* [Your objective]: Quote every line below exactly and skip any picture.

# Start of Record extracts

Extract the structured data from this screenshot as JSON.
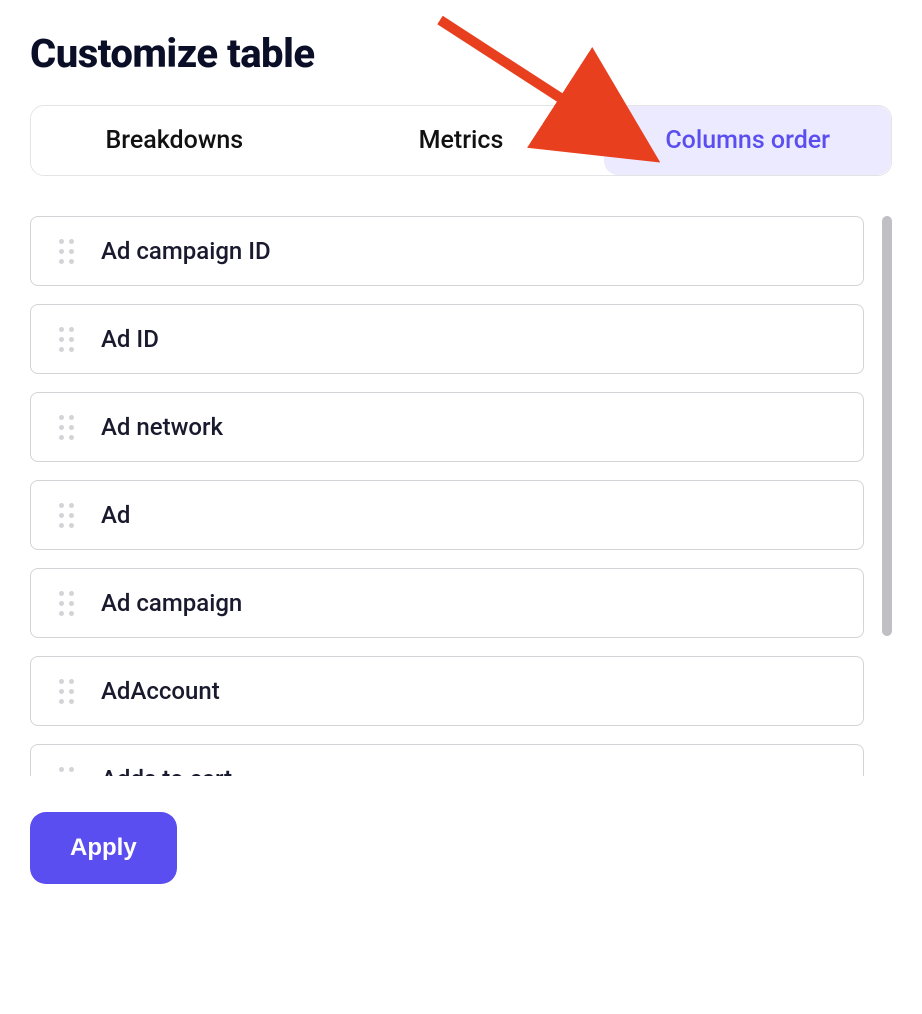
{
  "title": "Customize table",
  "tabs": [
    {
      "label": "Breakdowns",
      "active": false
    },
    {
      "label": "Metrics",
      "active": false
    },
    {
      "label": "Columns order",
      "active": true
    }
  ],
  "columns": [
    "Ad campaign ID",
    "Ad ID",
    "Ad network",
    "Ad",
    "Ad campaign",
    "AdAccount",
    "Adds to cart"
  ],
  "apply_label": "Apply",
  "colors": {
    "accent": "#5b4ef0",
    "tab_active_bg": "#eceafe",
    "border": "#d4d4d8",
    "arrow": "#e8401f"
  }
}
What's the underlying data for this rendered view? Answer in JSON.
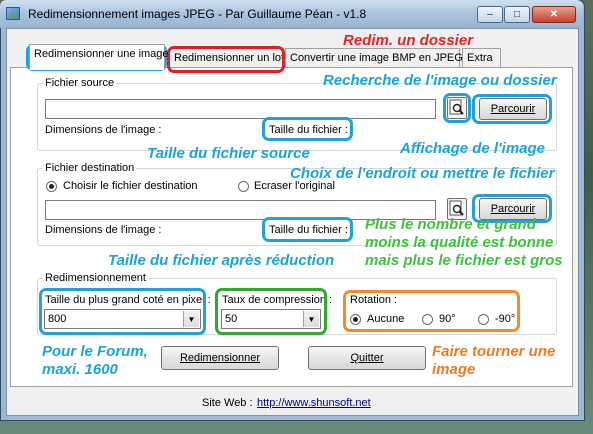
{
  "window": {
    "title": "Redimensionnement images JPEG - Par Guillaume Péan - v1.8",
    "minimize": "–",
    "maximize": "□",
    "close": "✕"
  },
  "tabs": [
    {
      "label": "Redimensionner une image",
      "active": true
    },
    {
      "label": "Redimensionner un lot",
      "active": false
    },
    {
      "label": "Convertir une image BMP en JPEG",
      "active": false
    },
    {
      "label": "Extra",
      "active": false
    }
  ],
  "source": {
    "legend": "Fichier source",
    "path_value": "",
    "dims_label": "Dimensions de l'image :",
    "size_label": "Taille du fichier :",
    "browse_button": "Parcourir",
    "preview_icon": "magnifier-icon"
  },
  "destination": {
    "legend": "Fichier destination",
    "choose_option": "Choisir le fichier destination",
    "overwrite_option": "Ecraser l'original",
    "selected": "choose",
    "path_value": "",
    "dims_label": "Dimensions de l'image :",
    "size_label": "Taille du fichier :",
    "browse_button": "Parcourir",
    "preview_icon": "magnifier-icon"
  },
  "resize": {
    "legend": "Redimensionnement",
    "max_side_label": "Taille du plus grand coté en pixel :",
    "max_side_value": "800",
    "compression_label": "Taux de compression :",
    "compression_value": "50",
    "rotation_label": "Rotation :",
    "rotation_options": [
      "Aucune",
      "90°",
      "-90°"
    ],
    "rotation_selected": "Aucune",
    "resize_button": "Redimensionner",
    "quit_button": "Quitter"
  },
  "footer": {
    "site_label": "Site Web :",
    "site_url": "http://www.shunsoft.net"
  },
  "annotations": {
    "redim_dossier": "Redim. un dossier",
    "recherche": "Recherche de l'image ou dossier",
    "taille_source": "Taille du fichier source",
    "affichage": "Affichage de l'image",
    "choix_endroit": "Choix de l'endroit ou mettre le fichier",
    "taille_apres": "Taille du fichier après réduction",
    "qualite_1": "Plus le nombre et grand",
    "qualite_2": "moins la qualité est bonne",
    "qualite_3": "mais plus le fichier est gros",
    "forum_1": "Pour le Forum,",
    "forum_2": "maxi. 1600",
    "tourner_1": "Faire tourner une",
    "tourner_2": "image"
  },
  "colors": {
    "annotation_blue": "#1aa3dc",
    "annotation_red": "#e8231f",
    "annotation_green": "#3ec23e",
    "annotation_orange": "#f07a20"
  }
}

# End of Record extracts

* [Completed task]:
Extract the structured data from this screenshot as JSON.
{
  "title": "Customize table",
  "tabs": [
    {
      "label": "Breakdowns",
      "active": false
    },
    {
      "label": "Metrics",
      "active": false
    },
    {
      "label": "Columns order",
      "active": true
    }
  ],
  "columns": [
    "Ad campaign ID",
    "Ad ID",
    "Ad network",
    "Ad",
    "Ad campaign",
    "AdAccount",
    "Adds to cart"
  ],
  "apply_label": "Apply",
  "colors": {
    "accent": "#5b4ef0",
    "tab_active_bg": "#eceafe",
    "border": "#d4d4d8",
    "arrow": "#e8401f"
  }
}
What's the underlying data for this rendered view? Answer in JSON.
{
  "window": {
    "title": "Redimensionnement images JPEG - Par Guillaume Péan - v1.8",
    "minimize": "–",
    "maximize": "□",
    "close": "✕"
  },
  "tabs": [
    {
      "label": "Redimensionner une image",
      "active": true
    },
    {
      "label": "Redimensionner un lot",
      "active": false
    },
    {
      "label": "Convertir une image BMP en JPEG",
      "active": false
    },
    {
      "label": "Extra",
      "active": false
    }
  ],
  "source": {
    "legend": "Fichier source",
    "path_value": "",
    "dims_label": "Dimensions de l'image :",
    "size_label": "Taille du fichier :",
    "browse_button": "Parcourir",
    "preview_icon": "magnifier-icon"
  },
  "destination": {
    "legend": "Fichier destination",
    "choose_option": "Choisir le fichier destination",
    "overwrite_option": "Ecraser l'original",
    "selected": "choose",
    "path_value": "",
    "dims_label": "Dimensions de l'image :",
    "size_label": "Taille du fichier :",
    "browse_button": "Parcourir",
    "preview_icon": "magnifier-icon"
  },
  "resize": {
    "legend": "Redimensionnement",
    "max_side_label": "Taille du plus grand coté en pixel :",
    "max_side_value": "800",
    "compression_label": "Taux de compression :",
    "compression_value": "50",
    "rotation_label": "Rotation :",
    "rotation_options": [
      "Aucune",
      "90°",
      "-90°"
    ],
    "rotation_selected": "Aucune",
    "resize_button": "Redimensionner",
    "quit_button": "Quitter"
  },
  "footer": {
    "site_label": "Site Web :",
    "site_url": "http://www.shunsoft.net"
  },
  "annotations": {
    "redim_dossier": "Redim. un dossier",
    "recherche": "Recherche de l'image ou dossier",
    "taille_source": "Taille du fichier source",
    "affichage": "Affichage de l'image",
    "choix_endroit": "Choix de l'endroit ou mettre le fichier",
    "taille_apres": "Taille du fichier après réduction",
    "qualite_1": "Plus le nombre et grand",
    "qualite_2": "moins la qualité est bonne",
    "qualite_3": "mais plus le fichier est gros",
    "forum_1": "Pour le Forum,",
    "forum_2": "maxi. 1600",
    "tourner_1": "Faire tourner une",
    "tourner_2": "image"
  },
  "colors": {
    "annotation_blue": "#1aa3dc",
    "annotation_red": "#e8231f",
    "annotation_green": "#3ec23e",
    "annotation_orange": "#f07a20"
  }
}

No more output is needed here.